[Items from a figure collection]
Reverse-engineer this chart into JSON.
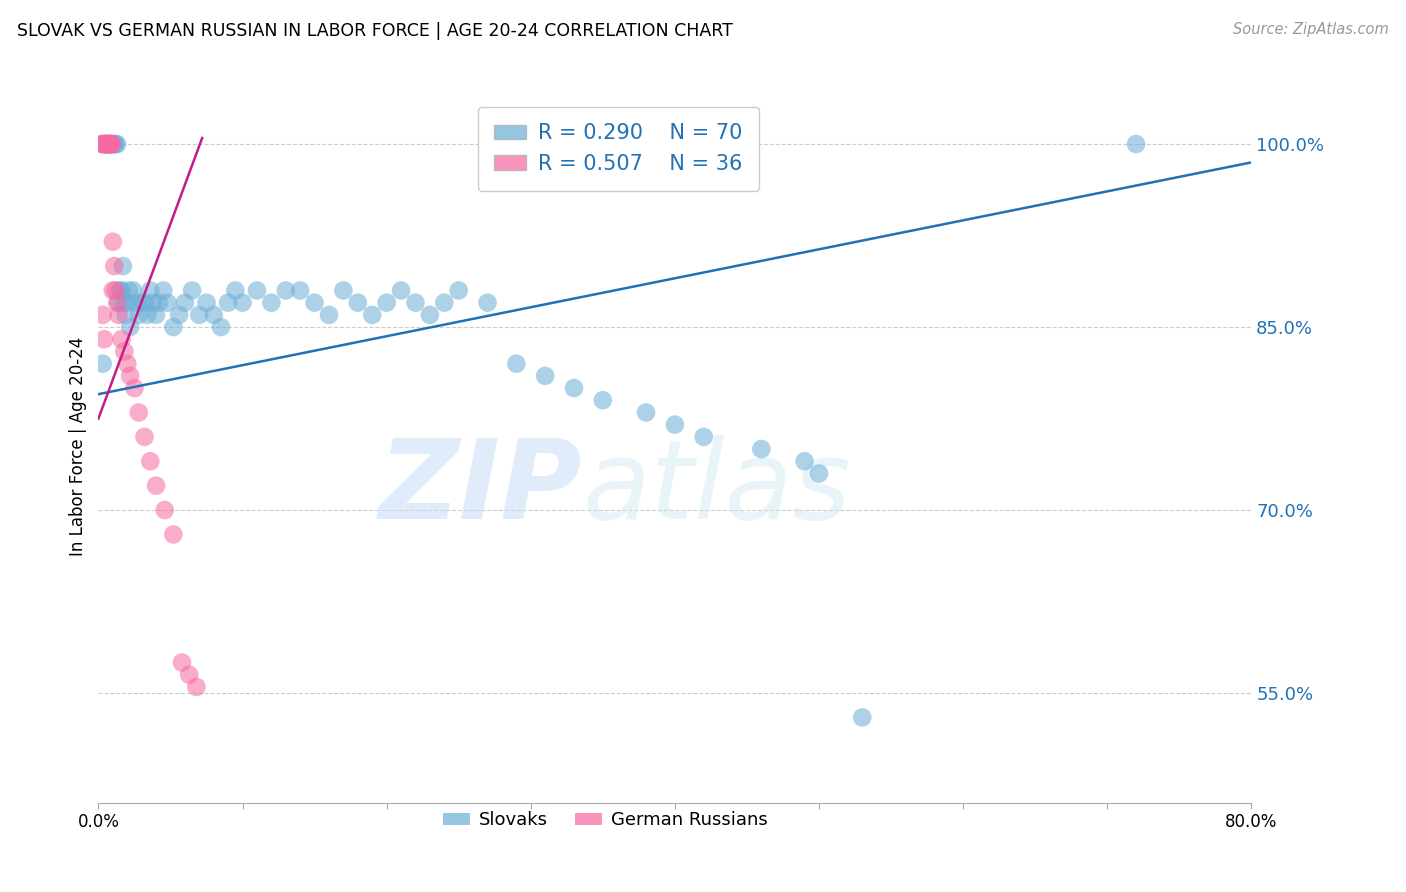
{
  "title": "SLOVAK VS GERMAN RUSSIAN IN LABOR FORCE | AGE 20-24 CORRELATION CHART",
  "source": "Source: ZipAtlas.com",
  "ylabel": "In Labor Force | Age 20-24",
  "xlim": [
    0.0,
    0.8
  ],
  "ylim": [
    0.46,
    1.045
  ],
  "yticks_right": [
    0.55,
    0.7,
    0.85,
    1.0
  ],
  "ytick_right_labels": [
    "55.0%",
    "70.0%",
    "85.0%",
    "100.0%"
  ],
  "blue_color": "#6baed6",
  "pink_color": "#f768a1",
  "blue_line_color": "#2171b5",
  "pink_line_color": "#c51b8a",
  "legend_blue_R": "R = 0.290",
  "legend_blue_N": "N = 70",
  "legend_pink_R": "R = 0.507",
  "legend_pink_N": "N = 36",
  "watermark_zip": "ZIP",
  "watermark_atlas": "atlas",
  "blue_x": [
    0.003,
    0.005,
    0.006,
    0.007,
    0.008,
    0.009,
    0.01,
    0.011,
    0.012,
    0.013,
    0.014,
    0.015,
    0.016,
    0.017,
    0.018,
    0.019,
    0.02,
    0.021,
    0.022,
    0.024,
    0.026,
    0.028,
    0.03,
    0.032,
    0.034,
    0.036,
    0.038,
    0.04,
    0.042,
    0.045,
    0.048,
    0.052,
    0.056,
    0.06,
    0.065,
    0.07,
    0.075,
    0.08,
    0.085,
    0.09,
    0.095,
    0.1,
    0.11,
    0.12,
    0.13,
    0.14,
    0.15,
    0.16,
    0.17,
    0.18,
    0.19,
    0.2,
    0.21,
    0.22,
    0.23,
    0.24,
    0.25,
    0.27,
    0.29,
    0.31,
    0.33,
    0.35,
    0.38,
    0.4,
    0.42,
    0.46,
    0.49,
    0.5,
    0.53,
    0.72
  ],
  "blue_y": [
    0.82,
    1.0,
    1.0,
    1.0,
    1.0,
    1.0,
    1.0,
    1.0,
    1.0,
    1.0,
    0.87,
    0.88,
    0.88,
    0.9,
    0.87,
    0.86,
    0.87,
    0.88,
    0.85,
    0.88,
    0.87,
    0.86,
    0.87,
    0.87,
    0.86,
    0.88,
    0.87,
    0.86,
    0.87,
    0.88,
    0.87,
    0.85,
    0.86,
    0.87,
    0.88,
    0.86,
    0.87,
    0.86,
    0.85,
    0.87,
    0.88,
    0.87,
    0.88,
    0.87,
    0.88,
    0.88,
    0.87,
    0.86,
    0.88,
    0.87,
    0.86,
    0.87,
    0.88,
    0.87,
    0.86,
    0.87,
    0.88,
    0.87,
    0.82,
    0.81,
    0.8,
    0.79,
    0.78,
    0.77,
    0.76,
    0.75,
    0.74,
    0.73,
    0.53,
    1.0
  ],
  "pink_x": [
    0.002,
    0.003,
    0.004,
    0.004,
    0.005,
    0.005,
    0.006,
    0.006,
    0.007,
    0.007,
    0.008,
    0.008,
    0.009,
    0.009,
    0.01,
    0.011,
    0.012,
    0.013,
    0.014,
    0.016,
    0.018,
    0.02,
    0.022,
    0.025,
    0.028,
    0.032,
    0.036,
    0.04,
    0.046,
    0.052,
    0.058,
    0.063,
    0.068,
    0.01,
    0.003,
    0.004
  ],
  "pink_y": [
    1.0,
    1.0,
    1.0,
    1.0,
    1.0,
    1.0,
    1.0,
    1.0,
    1.0,
    1.0,
    1.0,
    1.0,
    1.0,
    1.0,
    0.92,
    0.9,
    0.88,
    0.87,
    0.86,
    0.84,
    0.83,
    0.82,
    0.81,
    0.8,
    0.78,
    0.76,
    0.74,
    0.72,
    0.7,
    0.68,
    0.575,
    0.565,
    0.555,
    0.88,
    0.86,
    0.84
  ],
  "blue_trend_x": [
    0.0,
    0.8
  ],
  "blue_trend_y": [
    0.795,
    0.985
  ],
  "pink_trend_x": [
    0.0,
    0.072
  ],
  "pink_trend_y": [
    0.775,
    1.005
  ]
}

- GIVEN INSTRUCTION -
Reproduce the records above exactly, leaving out every picture they contain.

- WRITTEN RESPONSE -
Reverse-engineer this chart into JSON.
{
  "title": "SLOVAK VS GERMAN RUSSIAN IN LABOR FORCE | AGE 20-24 CORRELATION CHART",
  "source": "Source: ZipAtlas.com",
  "ylabel": "In Labor Force | Age 20-24",
  "xlim": [
    0.0,
    0.8
  ],
  "ylim": [
    0.46,
    1.045
  ],
  "yticks_right": [
    0.55,
    0.7,
    0.85,
    1.0
  ],
  "ytick_right_labels": [
    "55.0%",
    "70.0%",
    "85.0%",
    "100.0%"
  ],
  "blue_color": "#6baed6",
  "pink_color": "#f768a1",
  "blue_line_color": "#2171b5",
  "pink_line_color": "#c51b8a",
  "legend_blue_R": "R = 0.290",
  "legend_blue_N": "N = 70",
  "legend_pink_R": "R = 0.507",
  "legend_pink_N": "N = 36",
  "watermark_zip": "ZIP",
  "watermark_atlas": "atlas",
  "blue_x": [
    0.003,
    0.005,
    0.006,
    0.007,
    0.008,
    0.009,
    0.01,
    0.011,
    0.012,
    0.013,
    0.014,
    0.015,
    0.016,
    0.017,
    0.018,
    0.019,
    0.02,
    0.021,
    0.022,
    0.024,
    0.026,
    0.028,
    0.03,
    0.032,
    0.034,
    0.036,
    0.038,
    0.04,
    0.042,
    0.045,
    0.048,
    0.052,
    0.056,
    0.06,
    0.065,
    0.07,
    0.075,
    0.08,
    0.085,
    0.09,
    0.095,
    0.1,
    0.11,
    0.12,
    0.13,
    0.14,
    0.15,
    0.16,
    0.17,
    0.18,
    0.19,
    0.2,
    0.21,
    0.22,
    0.23,
    0.24,
    0.25,
    0.27,
    0.29,
    0.31,
    0.33,
    0.35,
    0.38,
    0.4,
    0.42,
    0.46,
    0.49,
    0.5,
    0.53,
    0.72
  ],
  "blue_y": [
    0.82,
    1.0,
    1.0,
    1.0,
    1.0,
    1.0,
    1.0,
    1.0,
    1.0,
    1.0,
    0.87,
    0.88,
    0.88,
    0.9,
    0.87,
    0.86,
    0.87,
    0.88,
    0.85,
    0.88,
    0.87,
    0.86,
    0.87,
    0.87,
    0.86,
    0.88,
    0.87,
    0.86,
    0.87,
    0.88,
    0.87,
    0.85,
    0.86,
    0.87,
    0.88,
    0.86,
    0.87,
    0.86,
    0.85,
    0.87,
    0.88,
    0.87,
    0.88,
    0.87,
    0.88,
    0.88,
    0.87,
    0.86,
    0.88,
    0.87,
    0.86,
    0.87,
    0.88,
    0.87,
    0.86,
    0.87,
    0.88,
    0.87,
    0.82,
    0.81,
    0.8,
    0.79,
    0.78,
    0.77,
    0.76,
    0.75,
    0.74,
    0.73,
    0.53,
    1.0
  ],
  "pink_x": [
    0.002,
    0.003,
    0.004,
    0.004,
    0.005,
    0.005,
    0.006,
    0.006,
    0.007,
    0.007,
    0.008,
    0.008,
    0.009,
    0.009,
    0.01,
    0.011,
    0.012,
    0.013,
    0.014,
    0.016,
    0.018,
    0.02,
    0.022,
    0.025,
    0.028,
    0.032,
    0.036,
    0.04,
    0.046,
    0.052,
    0.058,
    0.063,
    0.068,
    0.01,
    0.003,
    0.004
  ],
  "pink_y": [
    1.0,
    1.0,
    1.0,
    1.0,
    1.0,
    1.0,
    1.0,
    1.0,
    1.0,
    1.0,
    1.0,
    1.0,
    1.0,
    1.0,
    0.92,
    0.9,
    0.88,
    0.87,
    0.86,
    0.84,
    0.83,
    0.82,
    0.81,
    0.8,
    0.78,
    0.76,
    0.74,
    0.72,
    0.7,
    0.68,
    0.575,
    0.565,
    0.555,
    0.88,
    0.86,
    0.84
  ],
  "blue_trend_x": [
    0.0,
    0.8
  ],
  "blue_trend_y": [
    0.795,
    0.985
  ],
  "pink_trend_x": [
    0.0,
    0.072
  ],
  "pink_trend_y": [
    0.775,
    1.005
  ]
}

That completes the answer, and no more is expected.